====== RECORD LIST

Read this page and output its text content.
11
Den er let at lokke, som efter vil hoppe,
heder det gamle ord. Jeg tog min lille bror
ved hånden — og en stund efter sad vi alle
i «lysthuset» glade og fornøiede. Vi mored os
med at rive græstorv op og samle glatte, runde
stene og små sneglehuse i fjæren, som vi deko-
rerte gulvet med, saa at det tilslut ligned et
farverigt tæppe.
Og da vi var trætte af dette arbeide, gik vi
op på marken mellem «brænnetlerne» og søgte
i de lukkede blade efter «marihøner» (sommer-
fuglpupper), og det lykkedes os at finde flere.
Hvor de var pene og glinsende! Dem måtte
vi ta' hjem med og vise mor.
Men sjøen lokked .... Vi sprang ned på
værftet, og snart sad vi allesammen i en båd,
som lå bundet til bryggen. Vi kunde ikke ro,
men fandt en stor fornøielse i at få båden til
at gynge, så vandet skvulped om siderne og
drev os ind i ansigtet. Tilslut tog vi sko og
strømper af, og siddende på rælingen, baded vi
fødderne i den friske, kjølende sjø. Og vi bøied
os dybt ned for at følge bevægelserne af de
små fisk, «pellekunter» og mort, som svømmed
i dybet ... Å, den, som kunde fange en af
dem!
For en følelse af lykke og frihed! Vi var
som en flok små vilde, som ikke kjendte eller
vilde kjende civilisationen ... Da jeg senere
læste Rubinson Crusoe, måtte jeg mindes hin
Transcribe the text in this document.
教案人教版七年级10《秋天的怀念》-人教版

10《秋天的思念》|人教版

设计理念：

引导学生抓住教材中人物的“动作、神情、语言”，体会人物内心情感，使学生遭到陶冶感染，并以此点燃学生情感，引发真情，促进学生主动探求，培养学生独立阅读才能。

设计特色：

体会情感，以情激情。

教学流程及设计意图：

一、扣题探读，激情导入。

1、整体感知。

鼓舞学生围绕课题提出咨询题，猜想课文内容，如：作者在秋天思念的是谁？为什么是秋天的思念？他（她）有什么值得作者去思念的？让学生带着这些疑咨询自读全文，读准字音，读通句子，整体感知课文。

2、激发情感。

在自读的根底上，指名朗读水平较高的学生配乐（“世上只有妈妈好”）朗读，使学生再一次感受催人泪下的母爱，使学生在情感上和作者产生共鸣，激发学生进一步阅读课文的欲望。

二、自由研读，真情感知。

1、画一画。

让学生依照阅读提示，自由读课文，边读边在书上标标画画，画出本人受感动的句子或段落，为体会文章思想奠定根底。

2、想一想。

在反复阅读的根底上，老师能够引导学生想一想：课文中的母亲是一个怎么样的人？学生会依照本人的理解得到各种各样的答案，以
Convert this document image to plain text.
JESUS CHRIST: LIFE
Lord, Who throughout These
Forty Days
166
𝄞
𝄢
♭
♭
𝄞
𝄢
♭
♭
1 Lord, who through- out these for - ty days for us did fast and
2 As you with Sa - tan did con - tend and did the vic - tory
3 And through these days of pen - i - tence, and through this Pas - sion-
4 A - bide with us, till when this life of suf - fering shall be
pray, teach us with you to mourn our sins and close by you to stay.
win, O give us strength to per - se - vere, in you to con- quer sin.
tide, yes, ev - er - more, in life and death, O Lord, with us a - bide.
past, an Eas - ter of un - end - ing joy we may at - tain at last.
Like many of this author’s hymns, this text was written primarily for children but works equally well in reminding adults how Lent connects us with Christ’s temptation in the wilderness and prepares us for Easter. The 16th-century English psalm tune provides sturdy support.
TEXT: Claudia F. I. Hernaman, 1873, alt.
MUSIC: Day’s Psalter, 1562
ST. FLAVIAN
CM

============

PROBLEM TO WORK ON: Copy out every line in the entries above that holds "vilde".

WRITTEN SOLUTION:
som en flok små vilde, som ikke kjendte eller
vilde kjende civilisationen ... Da jeg senere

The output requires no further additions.